* [Raw records]
● ● ● ● ●
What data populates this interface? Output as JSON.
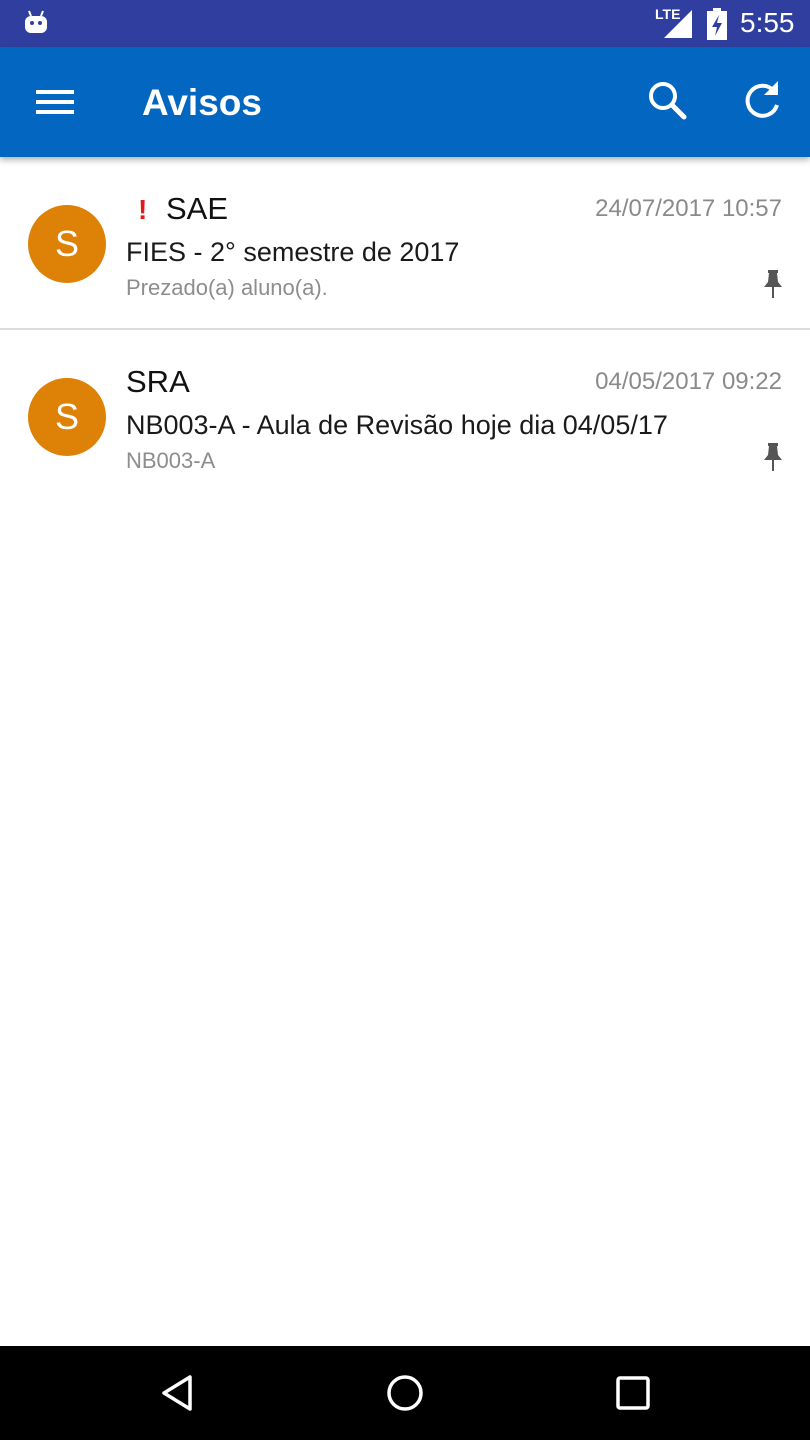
{
  "status_bar": {
    "network_label": "LTE",
    "time": "5:55",
    "icons": [
      "android-icon",
      "signal-icon",
      "battery-charging-icon"
    ]
  },
  "app_bar": {
    "title": "Avisos",
    "color": "#0367c1",
    "icons": [
      "menu-icon",
      "search-icon",
      "refresh-icon"
    ]
  },
  "notices": [
    {
      "avatar_letter": "S",
      "important": true,
      "flag": "!",
      "sender": "SAE",
      "date": "24/07/2017 10:57",
      "subject": "FIES - 2° semestre de 2017",
      "preview": "Prezado(a) aluno(a)."
    },
    {
      "avatar_letter": "S",
      "important": false,
      "sender": "SRA",
      "date": "04/05/2017 09:22",
      "subject": "NB003-A - Aula de Revisão hoje dia 04/05/17",
      "preview": "NB003-A"
    }
  ],
  "colors": {
    "status_bar": "#303f9f",
    "avatar": "#de8207",
    "important_flag": "#e11a1a"
  },
  "nav_bar": {
    "icons": [
      "back-icon",
      "home-icon",
      "recents-icon"
    ]
  }
}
● ● ● ● ●
* [Task to carry out]
Identify the lines above that contain the word "preview", then copy them.

* [Solution for this task]
      "preview": "Prezado(a) aluno(a)."
      "preview": "NB003-A"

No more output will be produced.